**Explore the material**
1 – Answer these questions from the stick library article:
(a) Where did the idea of a stick library for dogs originate?
(b) In which two neighborhoods did the Carter family place their library?
(c) What tool did Jeremiah say he got to learn how to use?
2 – Write out a passage of the stick library article word for word, starting with the words "Saskatoon family creates" and ending after the words "easier for dogs.".

**Excerpt to read**
---------------

Saskatoon

Saskatoon family creates 'stick library' for neighbourhood dogs

A family in Saskatoon has come up with an innovative way to keep dogs happy during this frigid winter.

Dog park box encourages owners to take a stick, leave a stick

Nala the goldendoodle next to the Carter family's stick library. (David Carter/Submitted)

A family in Saskatoon has come up with an innovative way to keep dogs happy during this frigid winter.

Recently, David Carter was looking for ways to keep his ten-year-old son Jeremiah busy during the pandemic, so the family collected some scrap wood from their garage and got to work making life a little bit easier for dogs.

"I got to learn how to use a nail gun," said Jeremiah. "We had this burning tool that I burned the letters on. So, yeah, we had a lot of fun."

The idea of a stick library for dogs originated in New Zealand and has since spread around the world. Similar to little free libraries, dog owners are encouraged to return the sticks to the box.

You know those little free libraries? I'm talking about small wooden boxes, easily accessible to people, and filled with books. Well take that, and replace books with sticks, and see how popular it is with the neighbourhood dogs. A man and his son have filled a few boxes with sticks and put them in dog parks around the city. We'll find out how it's helping them get through this pandemic, right away. Host Leisha Grebinski talks with David Carter and his son Jeremiah. 9:00

The family noticed a similar stick library in the city, but noticed sticks were being strewn around the street and not brought back.

So, the Carter family decided to place their library in two dog parks in the Avalon and Furdale neighbourhoods, in part for their goldendoodle Nala.

"Some of the dog parks have a limited amount of trees and those trees get well used," said David. "And our dog is like many others, she loves to have sticks."

Jeremiah Carter with his stick library. (David Carter/Submitted)

So far, the stick library seems to be a roaring success.

"When we go there, there will be some people like talking about it and we're behind them listening in, like all excited," said Jeremiah.

"It's cool hearing people talk about it and knowing that we made it."

The father and son team said they're planning to build more of the stick libraries at other dog parks they frequent in the months to come.

---------------

**Information**
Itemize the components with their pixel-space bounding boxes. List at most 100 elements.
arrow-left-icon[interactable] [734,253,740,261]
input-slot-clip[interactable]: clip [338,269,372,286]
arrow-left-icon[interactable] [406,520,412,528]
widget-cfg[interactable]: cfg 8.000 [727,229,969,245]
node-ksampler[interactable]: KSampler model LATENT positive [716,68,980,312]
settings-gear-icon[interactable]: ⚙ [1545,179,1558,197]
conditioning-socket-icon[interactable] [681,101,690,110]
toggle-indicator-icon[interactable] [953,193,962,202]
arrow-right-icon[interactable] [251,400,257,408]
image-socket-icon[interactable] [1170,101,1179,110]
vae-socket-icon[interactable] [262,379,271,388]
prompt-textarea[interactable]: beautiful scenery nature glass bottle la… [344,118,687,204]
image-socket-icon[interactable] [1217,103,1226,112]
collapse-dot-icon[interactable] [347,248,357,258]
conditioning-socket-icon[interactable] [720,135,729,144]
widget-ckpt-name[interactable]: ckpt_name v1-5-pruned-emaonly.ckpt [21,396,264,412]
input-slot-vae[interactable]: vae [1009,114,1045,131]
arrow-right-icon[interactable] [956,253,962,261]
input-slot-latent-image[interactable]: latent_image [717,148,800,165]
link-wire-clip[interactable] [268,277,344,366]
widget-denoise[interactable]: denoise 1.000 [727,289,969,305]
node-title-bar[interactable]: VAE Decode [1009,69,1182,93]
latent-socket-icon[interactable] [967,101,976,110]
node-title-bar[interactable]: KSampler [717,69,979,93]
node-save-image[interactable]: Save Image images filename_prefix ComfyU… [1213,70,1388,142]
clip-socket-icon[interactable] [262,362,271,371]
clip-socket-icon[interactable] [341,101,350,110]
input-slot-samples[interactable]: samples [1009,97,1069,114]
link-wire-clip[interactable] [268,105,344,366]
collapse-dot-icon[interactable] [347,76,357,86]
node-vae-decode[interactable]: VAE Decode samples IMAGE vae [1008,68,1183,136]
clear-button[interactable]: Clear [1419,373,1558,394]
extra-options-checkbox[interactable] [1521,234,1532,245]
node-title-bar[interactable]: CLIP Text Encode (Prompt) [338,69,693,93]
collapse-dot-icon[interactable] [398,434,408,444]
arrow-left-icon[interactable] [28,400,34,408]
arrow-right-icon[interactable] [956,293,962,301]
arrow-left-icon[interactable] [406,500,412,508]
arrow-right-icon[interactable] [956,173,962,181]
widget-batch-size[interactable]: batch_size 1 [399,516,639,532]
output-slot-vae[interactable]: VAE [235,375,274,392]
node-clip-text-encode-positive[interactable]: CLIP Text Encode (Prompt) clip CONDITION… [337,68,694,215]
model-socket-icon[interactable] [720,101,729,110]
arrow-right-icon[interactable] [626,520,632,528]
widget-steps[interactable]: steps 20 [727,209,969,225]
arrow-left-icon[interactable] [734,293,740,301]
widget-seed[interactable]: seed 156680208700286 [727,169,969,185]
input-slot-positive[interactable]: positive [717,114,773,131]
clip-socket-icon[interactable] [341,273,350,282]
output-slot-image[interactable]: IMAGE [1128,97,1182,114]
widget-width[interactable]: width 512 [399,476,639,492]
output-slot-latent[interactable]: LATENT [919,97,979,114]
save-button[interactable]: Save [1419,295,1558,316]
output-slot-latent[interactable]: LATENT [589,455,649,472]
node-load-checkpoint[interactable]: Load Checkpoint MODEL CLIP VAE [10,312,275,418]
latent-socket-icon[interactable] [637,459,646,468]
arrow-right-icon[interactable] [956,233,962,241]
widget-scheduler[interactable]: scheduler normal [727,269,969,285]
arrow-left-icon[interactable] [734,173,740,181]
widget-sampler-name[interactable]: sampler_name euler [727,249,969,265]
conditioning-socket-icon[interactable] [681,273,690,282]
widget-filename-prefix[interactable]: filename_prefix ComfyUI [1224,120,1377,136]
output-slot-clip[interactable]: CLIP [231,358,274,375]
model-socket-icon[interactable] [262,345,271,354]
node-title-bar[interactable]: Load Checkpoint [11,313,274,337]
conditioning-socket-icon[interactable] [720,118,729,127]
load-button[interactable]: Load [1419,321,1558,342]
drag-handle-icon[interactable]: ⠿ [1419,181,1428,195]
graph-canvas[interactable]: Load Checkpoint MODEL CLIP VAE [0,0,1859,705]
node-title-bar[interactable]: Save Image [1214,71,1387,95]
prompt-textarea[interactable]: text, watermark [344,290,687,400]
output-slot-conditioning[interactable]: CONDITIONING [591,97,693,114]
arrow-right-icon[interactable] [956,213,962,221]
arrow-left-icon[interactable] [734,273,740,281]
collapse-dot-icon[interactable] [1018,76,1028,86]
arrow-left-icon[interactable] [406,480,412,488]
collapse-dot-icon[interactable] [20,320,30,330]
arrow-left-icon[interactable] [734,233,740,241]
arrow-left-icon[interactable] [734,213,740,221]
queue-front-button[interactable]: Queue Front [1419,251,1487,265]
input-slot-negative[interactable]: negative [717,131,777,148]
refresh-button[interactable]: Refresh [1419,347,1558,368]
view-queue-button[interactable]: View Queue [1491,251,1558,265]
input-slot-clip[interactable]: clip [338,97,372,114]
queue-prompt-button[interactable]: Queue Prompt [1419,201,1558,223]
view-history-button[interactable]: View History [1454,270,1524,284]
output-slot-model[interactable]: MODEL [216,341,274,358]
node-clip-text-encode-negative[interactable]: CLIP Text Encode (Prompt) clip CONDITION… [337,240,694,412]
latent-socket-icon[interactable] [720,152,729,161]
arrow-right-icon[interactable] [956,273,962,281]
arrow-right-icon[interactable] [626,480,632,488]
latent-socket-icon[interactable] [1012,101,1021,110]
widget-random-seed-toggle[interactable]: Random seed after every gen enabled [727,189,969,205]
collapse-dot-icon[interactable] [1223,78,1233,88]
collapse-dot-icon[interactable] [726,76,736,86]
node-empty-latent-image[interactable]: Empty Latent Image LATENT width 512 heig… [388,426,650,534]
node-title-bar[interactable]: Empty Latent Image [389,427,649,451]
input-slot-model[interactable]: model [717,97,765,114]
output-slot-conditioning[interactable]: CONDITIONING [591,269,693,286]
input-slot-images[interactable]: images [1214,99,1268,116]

---------------

**Responses per task**
1 –
(a) New Zealand
(b) Avalon and Furdale
(c) A nail gun

2 –
Saskatoon family creates 'stick library' for neighbourhood dogs

A family in Saskatoon has come up with an innovative way to keep dogs happy during this frigid winter.

Dog park box encourages owners to take a stick, leave a stick

Nala the goldendoodle next to the Carter family's stick library. (David Carter/Submitted)

A family in Saskatoon has come up with an innovative way to keep dogs happy during this frigid winter.

Recently, David Carter was looking for ways to keep his ten-year-old son Jeremiah busy during the pandemic, so the family collected some scrap wood from their garage and got to work making life a little bit easier for dogs.